**WHAT THE EXERCISE ASKS**
What follows is a set of records; repeat all of them exactly.

(Figure content listings)
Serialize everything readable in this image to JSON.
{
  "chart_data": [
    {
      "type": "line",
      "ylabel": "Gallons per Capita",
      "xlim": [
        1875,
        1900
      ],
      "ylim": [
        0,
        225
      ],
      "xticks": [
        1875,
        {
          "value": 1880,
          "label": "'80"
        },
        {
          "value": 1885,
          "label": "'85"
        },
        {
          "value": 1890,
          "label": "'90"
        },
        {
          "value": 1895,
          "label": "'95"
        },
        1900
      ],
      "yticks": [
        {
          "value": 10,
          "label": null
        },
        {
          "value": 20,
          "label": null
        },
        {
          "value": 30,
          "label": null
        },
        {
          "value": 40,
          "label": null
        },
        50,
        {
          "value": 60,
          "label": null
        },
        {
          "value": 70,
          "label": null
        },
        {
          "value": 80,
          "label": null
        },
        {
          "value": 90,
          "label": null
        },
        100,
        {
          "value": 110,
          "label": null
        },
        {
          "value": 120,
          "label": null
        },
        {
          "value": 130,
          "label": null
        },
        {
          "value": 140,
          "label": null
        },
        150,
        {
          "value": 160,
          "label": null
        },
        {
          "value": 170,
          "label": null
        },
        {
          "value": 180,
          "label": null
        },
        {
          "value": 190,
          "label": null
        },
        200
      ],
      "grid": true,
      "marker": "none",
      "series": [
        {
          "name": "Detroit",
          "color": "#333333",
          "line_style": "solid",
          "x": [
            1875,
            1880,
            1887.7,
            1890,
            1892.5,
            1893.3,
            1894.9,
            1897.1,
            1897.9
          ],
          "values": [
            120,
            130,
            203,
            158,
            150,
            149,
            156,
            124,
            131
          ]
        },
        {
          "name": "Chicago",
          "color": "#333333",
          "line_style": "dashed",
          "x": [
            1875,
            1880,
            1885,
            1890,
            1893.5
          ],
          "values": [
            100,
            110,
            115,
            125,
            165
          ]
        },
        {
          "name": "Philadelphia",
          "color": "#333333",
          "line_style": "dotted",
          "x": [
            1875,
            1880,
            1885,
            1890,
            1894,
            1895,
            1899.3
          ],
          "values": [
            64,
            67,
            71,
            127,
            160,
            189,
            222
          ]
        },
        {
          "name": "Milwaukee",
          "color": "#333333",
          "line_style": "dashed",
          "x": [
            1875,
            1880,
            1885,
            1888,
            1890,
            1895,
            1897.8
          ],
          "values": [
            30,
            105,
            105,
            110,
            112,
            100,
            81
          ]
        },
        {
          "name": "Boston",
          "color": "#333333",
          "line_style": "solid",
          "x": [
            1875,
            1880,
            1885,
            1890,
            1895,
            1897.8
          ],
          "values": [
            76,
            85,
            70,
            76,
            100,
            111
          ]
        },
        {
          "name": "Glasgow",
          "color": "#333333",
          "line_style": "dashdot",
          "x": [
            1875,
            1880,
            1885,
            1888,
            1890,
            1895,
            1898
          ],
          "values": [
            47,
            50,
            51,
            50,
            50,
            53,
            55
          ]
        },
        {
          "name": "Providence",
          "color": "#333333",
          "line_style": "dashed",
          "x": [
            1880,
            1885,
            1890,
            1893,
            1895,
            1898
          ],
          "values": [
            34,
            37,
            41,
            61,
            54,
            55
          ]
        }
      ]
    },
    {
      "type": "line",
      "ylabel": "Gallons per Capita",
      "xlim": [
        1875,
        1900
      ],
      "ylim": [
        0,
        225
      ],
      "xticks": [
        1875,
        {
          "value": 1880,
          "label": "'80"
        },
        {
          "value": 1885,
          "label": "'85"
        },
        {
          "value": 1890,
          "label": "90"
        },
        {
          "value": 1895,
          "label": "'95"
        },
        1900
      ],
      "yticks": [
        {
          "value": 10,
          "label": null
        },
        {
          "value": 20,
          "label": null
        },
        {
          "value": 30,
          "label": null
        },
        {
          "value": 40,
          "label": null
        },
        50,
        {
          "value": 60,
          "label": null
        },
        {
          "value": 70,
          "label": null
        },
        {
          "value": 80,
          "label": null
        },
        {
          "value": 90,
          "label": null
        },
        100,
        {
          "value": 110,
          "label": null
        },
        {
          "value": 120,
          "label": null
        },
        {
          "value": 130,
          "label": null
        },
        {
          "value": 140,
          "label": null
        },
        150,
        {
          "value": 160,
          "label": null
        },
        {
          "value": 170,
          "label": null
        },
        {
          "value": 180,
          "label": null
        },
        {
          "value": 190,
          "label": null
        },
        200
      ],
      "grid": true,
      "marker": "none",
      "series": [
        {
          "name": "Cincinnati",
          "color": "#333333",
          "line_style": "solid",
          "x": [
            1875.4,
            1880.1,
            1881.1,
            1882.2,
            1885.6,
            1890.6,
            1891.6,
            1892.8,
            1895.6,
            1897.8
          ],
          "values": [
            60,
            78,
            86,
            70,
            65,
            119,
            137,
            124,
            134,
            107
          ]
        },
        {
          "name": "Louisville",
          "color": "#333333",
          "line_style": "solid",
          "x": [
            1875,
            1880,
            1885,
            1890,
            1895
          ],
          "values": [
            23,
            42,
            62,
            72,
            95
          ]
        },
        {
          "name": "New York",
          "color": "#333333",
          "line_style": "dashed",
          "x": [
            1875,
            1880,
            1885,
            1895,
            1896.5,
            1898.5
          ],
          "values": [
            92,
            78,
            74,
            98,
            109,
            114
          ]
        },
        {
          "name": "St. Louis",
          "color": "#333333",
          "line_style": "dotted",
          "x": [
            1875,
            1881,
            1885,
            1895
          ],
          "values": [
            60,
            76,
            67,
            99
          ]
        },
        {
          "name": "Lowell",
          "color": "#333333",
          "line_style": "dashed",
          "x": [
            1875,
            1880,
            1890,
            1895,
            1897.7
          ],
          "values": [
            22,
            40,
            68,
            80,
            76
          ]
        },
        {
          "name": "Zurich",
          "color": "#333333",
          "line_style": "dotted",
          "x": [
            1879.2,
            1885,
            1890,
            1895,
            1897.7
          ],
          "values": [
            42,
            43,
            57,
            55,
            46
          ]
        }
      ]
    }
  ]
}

**COMPLETE OUTPUT**
Serialize everything readable in this image to JSON.
{
  "chart_data": [
    {
      "type": "line",
      "ylabel": "Gallons per Capita",
      "xlim": [
        1875,
        1900
      ],
      "ylim": [
        0,
        225
      ],
      "xticks": [
        1875,
        {
          "value": 1880,
          "label": "'80"
        },
        {
          "value": 1885,
          "label": "'85"
        },
        {
          "value": 1890,
          "label": "'90"
        },
        {
          "value": 1895,
          "label": "'95"
        },
        1900
      ],
      "yticks": [
        {
          "value": 10,
          "label": null
        },
        {
          "value": 20,
          "label": null
        },
        {
          "value": 30,
          "label": null
        },
        {
          "value": 40,
          "label": null
        },
        50,
        {
          "value": 60,
          "label": null
        },
        {
          "value": 70,
          "label": null
        },
        {
          "value": 80,
          "label": null
        },
        {
          "value": 90,
          "label": null
        },
        100,
        {
          "value": 110,
          "label": null
        },
        {
          "value": 120,
          "label": null
        },
        {
          "value": 130,
          "label": null
        },
        {
          "value": 140,
          "label": null
        },
        150,
        {
          "value": 160,
          "label": null
        },
        {
          "value": 170,
          "label": null
        },
        {
          "value": 180,
          "label": null
        },
        {
          "value": 190,
          "label": null
        },
        200
      ],
      "grid": true,
      "marker": "none",
      "series": [
        {
          "name": "Detroit",
          "color": "#333333",
          "line_style": "solid",
          "x": [
            1875,
            1880,
            1887.7,
            1890,
            1892.5,
            1893.3,
            1894.9,
            1897.1,
            1897.9
          ],
          "values": [
            120,
            130,
            203,
            158,
            150,
            149,
            156,
            124,
            131
          ]
        },
        {
          "name": "Chicago",
          "color": "#333333",
          "line_style": "dashed",
          "x": [
            1875,
            1880,
            1885,
            1890,
            1893.5
          ],
          "values": [
            100,
            110,
            115,
            125,
            165
          ]
        },
        {
          "name": "Philadelphia",
          "color": "#333333",
          "line_style": "dotted",
          "x": [
            1875,
            1880,
            1885,
            1890,
            1894,
            1895,
            1899.3
          ],
          "values": [
            64,
            67,
            71,
            127,
            160,
            189,
            222
          ]
        },
        {
          "name": "Milwaukee",
          "color": "#333333",
          "line_style": "dashed",
          "x": [
            1875,
            1880,
            1885,
            1888,
            1890,
            1895,
            1897.8
          ],
          "values": [
            30,
            105,
            105,
            110,
            112,
            100,
            81
          ]
        },
        {
          "name": "Boston",
          "color": "#333333",
          "line_style": "solid",
          "x": [
            1875,
            1880,
            1885,
            1890,
            1895,
            1897.8
          ],
          "values": [
            76,
            85,
            70,
            76,
            100,
            111
          ]
        },
        {
          "name": "Glasgow",
          "color": "#333333",
          "line_style": "dashdot",
          "x": [
            1875,
            1880,
            1885,
            1888,
            1890,
            1895,
            1898
          ],
          "values": [
            47,
            50,
            51,
            50,
            50,
            53,
            55
          ]
        },
        {
          "name": "Providence",
          "color": "#333333",
          "line_style": "dashed",
          "x": [
            1880,
            1885,
            1890,
            1893,
            1895,
            1898
          ],
          "values": [
            34,
            37,
            41,
            61,
            54,
            55
          ]
        }
      ]
    },
    {
      "type": "line",
      "ylabel": "Gallons per Capita",
      "xlim": [
        1875,
        1900
      ],
      "ylim": [
        0,
        225
      ],
      "xticks": [
        1875,
        {
          "value": 1880,
          "label": "'80"
        },
        {
          "value": 1885,
          "label": "'85"
        },
        {
          "value": 1890,
          "label": "90"
        },
        {
          "value": 1895,
          "label": "'95"
        },
        1900
      ],
      "yticks": [
        {
          "value": 10,
          "label": null
        },
        {
          "value": 20,
          "label": null
        },
        {
          "value": 30,
          "label": null
        },
        {
          "value": 40,
          "label": null
        },
        50,
        {
          "value": 60,
          "label": null
        },
        {
          "value": 70,
          "label": null
        },
        {
          "value": 80,
          "label": null
        },
        {
          "value": 90,
          "label": null
        },
        100,
        {
          "value": 110,
          "label": null
        },
        {
          "value": 120,
          "label": null
        },
        {
          "value": 130,
          "label": null
        },
        {
          "value": 140,
          "label": null
        },
        150,
        {
          "value": 160,
          "label": null
        },
        {
          "value": 170,
          "label": null
        },
        {
          "value": 180,
          "label": null
        },
        {
          "value": 190,
          "label": null
        },
        200
      ],
      "grid": true,
      "marker": "none",
      "series": [
        {
          "name": "Cincinnati",
          "color": "#333333",
          "line_style": "solid",
          "x": [
            1875.4,
            1880.1,
            1881.1,
            1882.2,
            1885.6,
            1890.6,
            1891.6,
            1892.8,
            1895.6,
            1897.8
          ],
          "values": [
            60,
            78,
            86,
            70,
            65,
            119,
            137,
            124,
            134,
            107
          ]
        },
        {
          "name": "Louisville",
          "color": "#333333",
          "line_style": "solid",
          "x": [
            1875,
            1880,
            1885,
            1890,
            1895
          ],
          "values": [
            23,
            42,
            62,
            72,
            95
          ]
        },
        {
          "name": "New York",
          "color": "#333333",
          "line_style": "dashed",
          "x": [
            1875,
            1880,
            1885,
            1895,
            1896.5,
            1898.5
          ],
          "values": [
            92,
            78,
            74,
            98,
            109,
            114
          ]
        },
        {
          "name": "St. Louis",
          "color": "#333333",
          "line_style": "dotted",
          "x": [
            1875,
            1881,
            1885,
            1895
          ],
          "values": [
            60,
            76,
            67,
            99
          ]
        },
        {
          "name": "Lowell",
          "color": "#333333",
          "line_style": "dashed",
          "x": [
            1875,
            1880,
            1890,
            1895,
            1897.7
          ],
          "values": [
            22,
            40,
            68,
            80,
            76
          ]
        },
        {
          "name": "Zurich",
          "color": "#333333",
          "line_style": "dotted",
          "x": [
            1879.2,
            1885,
            1890,
            1895,
            1897.7
          ],
          "values": [
            42,
            43,
            57,
            55,
            46
          ]
        }
      ]
    }
  ]
}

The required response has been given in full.